(Material to process)
━━━━━━━━

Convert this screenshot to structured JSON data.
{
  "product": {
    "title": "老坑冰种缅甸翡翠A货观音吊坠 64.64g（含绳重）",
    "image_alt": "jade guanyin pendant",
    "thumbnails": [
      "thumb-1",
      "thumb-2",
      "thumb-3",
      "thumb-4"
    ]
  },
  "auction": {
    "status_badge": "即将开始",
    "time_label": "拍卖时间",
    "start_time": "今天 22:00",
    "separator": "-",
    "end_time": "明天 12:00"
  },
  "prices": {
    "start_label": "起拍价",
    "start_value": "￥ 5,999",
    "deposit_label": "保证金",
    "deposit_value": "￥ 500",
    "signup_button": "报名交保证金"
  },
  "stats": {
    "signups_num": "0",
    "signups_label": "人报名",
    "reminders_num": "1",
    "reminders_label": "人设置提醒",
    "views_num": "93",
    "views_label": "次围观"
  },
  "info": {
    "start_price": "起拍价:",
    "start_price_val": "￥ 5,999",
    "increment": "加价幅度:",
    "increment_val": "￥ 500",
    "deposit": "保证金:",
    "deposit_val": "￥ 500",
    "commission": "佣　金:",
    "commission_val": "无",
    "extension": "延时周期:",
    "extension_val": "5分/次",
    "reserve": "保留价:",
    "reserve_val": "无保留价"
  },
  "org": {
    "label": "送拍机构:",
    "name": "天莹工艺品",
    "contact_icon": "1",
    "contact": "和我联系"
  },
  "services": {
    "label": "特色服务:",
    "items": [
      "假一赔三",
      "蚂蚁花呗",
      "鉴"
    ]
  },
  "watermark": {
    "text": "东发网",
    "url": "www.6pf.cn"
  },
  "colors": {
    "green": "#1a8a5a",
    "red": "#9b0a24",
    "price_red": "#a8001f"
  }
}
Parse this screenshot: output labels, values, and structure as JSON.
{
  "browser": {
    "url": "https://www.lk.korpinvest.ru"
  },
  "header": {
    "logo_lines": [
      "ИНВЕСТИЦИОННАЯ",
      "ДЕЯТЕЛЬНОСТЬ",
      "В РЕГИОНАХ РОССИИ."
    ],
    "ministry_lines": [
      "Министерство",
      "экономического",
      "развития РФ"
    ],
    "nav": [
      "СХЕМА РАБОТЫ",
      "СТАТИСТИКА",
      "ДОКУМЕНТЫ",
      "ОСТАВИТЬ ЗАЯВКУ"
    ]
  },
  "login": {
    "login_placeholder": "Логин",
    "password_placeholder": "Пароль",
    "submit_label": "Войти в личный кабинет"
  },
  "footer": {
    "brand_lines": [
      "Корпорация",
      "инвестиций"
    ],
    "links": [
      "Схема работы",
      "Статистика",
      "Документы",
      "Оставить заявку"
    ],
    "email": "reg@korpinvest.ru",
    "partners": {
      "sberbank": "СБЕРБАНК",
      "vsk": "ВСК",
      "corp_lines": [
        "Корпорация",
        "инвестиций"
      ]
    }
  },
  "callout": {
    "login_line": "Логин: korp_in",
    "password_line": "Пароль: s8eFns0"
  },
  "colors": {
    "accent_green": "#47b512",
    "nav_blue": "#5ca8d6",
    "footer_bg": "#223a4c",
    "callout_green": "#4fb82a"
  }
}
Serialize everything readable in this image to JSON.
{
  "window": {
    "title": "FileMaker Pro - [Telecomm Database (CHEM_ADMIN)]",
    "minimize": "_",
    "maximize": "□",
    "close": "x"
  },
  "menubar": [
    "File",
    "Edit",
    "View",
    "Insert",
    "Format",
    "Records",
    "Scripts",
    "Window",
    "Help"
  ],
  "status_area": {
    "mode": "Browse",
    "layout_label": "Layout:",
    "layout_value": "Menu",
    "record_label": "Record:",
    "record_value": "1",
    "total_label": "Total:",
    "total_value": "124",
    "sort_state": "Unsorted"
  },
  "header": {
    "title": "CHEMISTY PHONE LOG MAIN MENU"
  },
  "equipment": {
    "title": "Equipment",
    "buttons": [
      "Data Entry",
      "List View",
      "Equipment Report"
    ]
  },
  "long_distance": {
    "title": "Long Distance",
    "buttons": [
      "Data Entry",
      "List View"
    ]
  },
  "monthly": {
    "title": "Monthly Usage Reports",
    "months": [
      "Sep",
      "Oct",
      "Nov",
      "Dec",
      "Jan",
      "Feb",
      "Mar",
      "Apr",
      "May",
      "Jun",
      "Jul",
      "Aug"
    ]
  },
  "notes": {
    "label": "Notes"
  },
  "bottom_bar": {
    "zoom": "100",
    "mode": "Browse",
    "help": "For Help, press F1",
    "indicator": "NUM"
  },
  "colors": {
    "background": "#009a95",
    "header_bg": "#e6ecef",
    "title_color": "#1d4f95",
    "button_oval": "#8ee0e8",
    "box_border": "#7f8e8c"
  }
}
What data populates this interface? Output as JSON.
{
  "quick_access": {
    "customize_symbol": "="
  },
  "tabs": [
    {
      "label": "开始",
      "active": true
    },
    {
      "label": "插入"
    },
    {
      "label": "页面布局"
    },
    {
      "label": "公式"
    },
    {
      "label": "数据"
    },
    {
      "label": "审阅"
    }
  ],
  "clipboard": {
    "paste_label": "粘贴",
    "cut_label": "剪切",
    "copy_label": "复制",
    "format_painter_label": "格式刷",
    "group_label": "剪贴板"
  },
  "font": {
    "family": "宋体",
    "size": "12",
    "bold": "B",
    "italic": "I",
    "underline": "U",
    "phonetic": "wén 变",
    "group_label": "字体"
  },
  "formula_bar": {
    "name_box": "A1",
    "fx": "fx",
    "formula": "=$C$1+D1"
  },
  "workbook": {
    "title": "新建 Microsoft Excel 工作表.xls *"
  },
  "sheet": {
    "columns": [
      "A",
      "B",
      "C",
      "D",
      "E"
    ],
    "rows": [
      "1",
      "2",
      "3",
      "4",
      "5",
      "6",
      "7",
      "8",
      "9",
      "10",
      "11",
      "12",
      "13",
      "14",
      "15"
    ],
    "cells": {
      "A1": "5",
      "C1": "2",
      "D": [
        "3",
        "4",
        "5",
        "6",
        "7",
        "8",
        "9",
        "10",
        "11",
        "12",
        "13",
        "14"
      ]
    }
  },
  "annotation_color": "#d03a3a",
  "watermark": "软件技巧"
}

━━━━━━━━

(Exercise details) Every record above should be output exactly.

(Solution to this exercise)
Convert this screenshot to structured JSON data.
{
  "product": {
    "title": "老坑冰种缅甸翡翠A货观音吊坠 64.64g（含绳重）",
    "image_alt": "jade guanyin pendant",
    "thumbnails": [
      "thumb-1",
      "thumb-2",
      "thumb-3",
      "thumb-4"
    ]
  },
  "auction": {
    "status_badge": "即将开始",
    "time_label": "拍卖时间",
    "start_time": "今天 22:00",
    "separator": "-",
    "end_time": "明天 12:00"
  },
  "prices": {
    "start_label": "起拍价",
    "start_value": "￥ 5,999",
    "deposit_label": "保证金",
    "deposit_value": "￥ 500",
    "signup_button": "报名交保证金"
  },
  "stats": {
    "signups_num": "0",
    "signups_label": "人报名",
    "reminders_num": "1",
    "reminders_label": "人设置提醒",
    "views_num": "93",
    "views_label": "次围观"
  },
  "info": {
    "start_price": "起拍价:",
    "start_price_val": "￥ 5,999",
    "increment": "加价幅度:",
    "increment_val": "￥ 500",
    "deposit": "保证金:",
    "deposit_val": "￥ 500",
    "commission": "佣　金:",
    "commission_val": "无",
    "extension": "延时周期:",
    "extension_val": "5分/次",
    "reserve": "保留价:",
    "reserve_val": "无保留价"
  },
  "org": {
    "label": "送拍机构:",
    "name": "天莹工艺品",
    "contact_icon": "1",
    "contact": "和我联系"
  },
  "services": {
    "label": "特色服务:",
    "items": [
      "假一赔三",
      "蚂蚁花呗",
      "鉴"
    ]
  },
  "watermark": {
    "text": "东发网",
    "url": "www.6pf.cn"
  },
  "colors": {
    "green": "#1a8a5a",
    "red": "#9b0a24",
    "price_red": "#a8001f"
  }
}
Parse this screenshot: output labels, values, and structure as JSON.
{
  "browser": {
    "url": "https://www.lk.korpinvest.ru"
  },
  "header": {
    "logo_lines": [
      "ИНВЕСТИЦИОННАЯ",
      "ДЕЯТЕЛЬНОСТЬ",
      "В РЕГИОНАХ РОССИИ."
    ],
    "ministry_lines": [
      "Министерство",
      "экономического",
      "развития РФ"
    ],
    "nav": [
      "СХЕМА РАБОТЫ",
      "СТАТИСТИКА",
      "ДОКУМЕНТЫ",
      "ОСТАВИТЬ ЗАЯВКУ"
    ]
  },
  "login": {
    "login_placeholder": "Логин",
    "password_placeholder": "Пароль",
    "submit_label": "Войти в личный кабинет"
  },
  "footer": {
    "brand_lines": [
      "Корпорация",
      "инвестиций"
    ],
    "links": [
      "Схема работы",
      "Статистика",
      "Документы",
      "Оставить заявку"
    ],
    "email": "reg@korpinvest.ru",
    "partners": {
      "sberbank": "СБЕРБАНК",
      "vsk": "ВСК",
      "corp_lines": [
        "Корпорация",
        "инвестиций"
      ]
    }
  },
  "callout": {
    "login_line": "Логин: korp_in",
    "password_line": "Пароль: s8eFns0"
  },
  "colors": {
    "accent_green": "#47b512",
    "nav_blue": "#5ca8d6",
    "footer_bg": "#223a4c",
    "callout_green": "#4fb82a"
  }
}
Serialize everything readable in this image to JSON.
{
  "window": {
    "title": "FileMaker Pro - [Telecomm Database (CHEM_ADMIN)]",
    "minimize": "_",
    "maximize": "□",
    "close": "x"
  },
  "menubar": [
    "File",
    "Edit",
    "View",
    "Insert",
    "Format",
    "Records",
    "Scripts",
    "Window",
    "Help"
  ],
  "status_area": {
    "mode": "Browse",
    "layout_label": "Layout:",
    "layout_value": "Menu",
    "record_label": "Record:",
    "record_value": "1",
    "total_label": "Total:",
    "total_value": "124",
    "sort_state": "Unsorted"
  },
  "header": {
    "title": "CHEMISTY PHONE LOG MAIN MENU"
  },
  "equipment": {
    "title": "Equipment",
    "buttons": [
      "Data Entry",
      "List View",
      "Equipment Report"
    ]
  },
  "long_distance": {
    "title": "Long Distance",
    "buttons": [
      "Data Entry",
      "List View"
    ]
  },
  "monthly": {
    "title": "Monthly Usage Reports",
    "months": [
      "Sep",
      "Oct",
      "Nov",
      "Dec",
      "Jan",
      "Feb",
      "Mar",
      "Apr",
      "May",
      "Jun",
      "Jul",
      "Aug"
    ]
  },
  "notes": {
    "label": "Notes"
  },
  "bottom_bar": {
    "zoom": "100",
    "mode": "Browse",
    "help": "For Help, press F1",
    "indicator": "NUM"
  },
  "colors": {
    "background": "#009a95",
    "header_bg": "#e6ecef",
    "title_color": "#1d4f95",
    "button_oval": "#8ee0e8",
    "box_border": "#7f8e8c"
  }
}
What data populates this interface? Output as JSON.
{
  "quick_access": {
    "customize_symbol": "="
  },
  "tabs": [
    {
      "label": "开始",
      "active": true
    },
    {
      "label": "插入"
    },
    {
      "label": "页面布局"
    },
    {
      "label": "公式"
    },
    {
      "label": "数据"
    },
    {
      "label": "审阅"
    }
  ],
  "clipboard": {
    "paste_label": "粘贴",
    "cut_label": "剪切",
    "copy_label": "复制",
    "format_painter_label": "格式刷",
    "group_label": "剪贴板"
  },
  "font": {
    "family": "宋体",
    "size": "12",
    "bold": "B",
    "italic": "I",
    "underline": "U",
    "phonetic": "wén 变",
    "group_label": "字体"
  },
  "formula_bar": {
    "name_box": "A1",
    "fx": "fx",
    "formula": "=$C$1+D1"
  },
  "workbook": {
    "title": "新建 Microsoft Excel 工作表.xls *"
  },
  "sheet": {
    "columns": [
      "A",
      "B",
      "C",
      "D",
      "E"
    ],
    "rows": [
      "1",
      "2",
      "3",
      "4",
      "5",
      "6",
      "7",
      "8",
      "9",
      "10",
      "11",
      "12",
      "13",
      "14",
      "15"
    ],
    "cells": {
      "A1": "5",
      "C1": "2",
      "D": [
        "3",
        "4",
        "5",
        "6",
        "7",
        "8",
        "9",
        "10",
        "11",
        "12",
        "13",
        "14"
      ]
    }
  },
  "annotation_color": "#d03a3a",
  "watermark": "软件技巧"
}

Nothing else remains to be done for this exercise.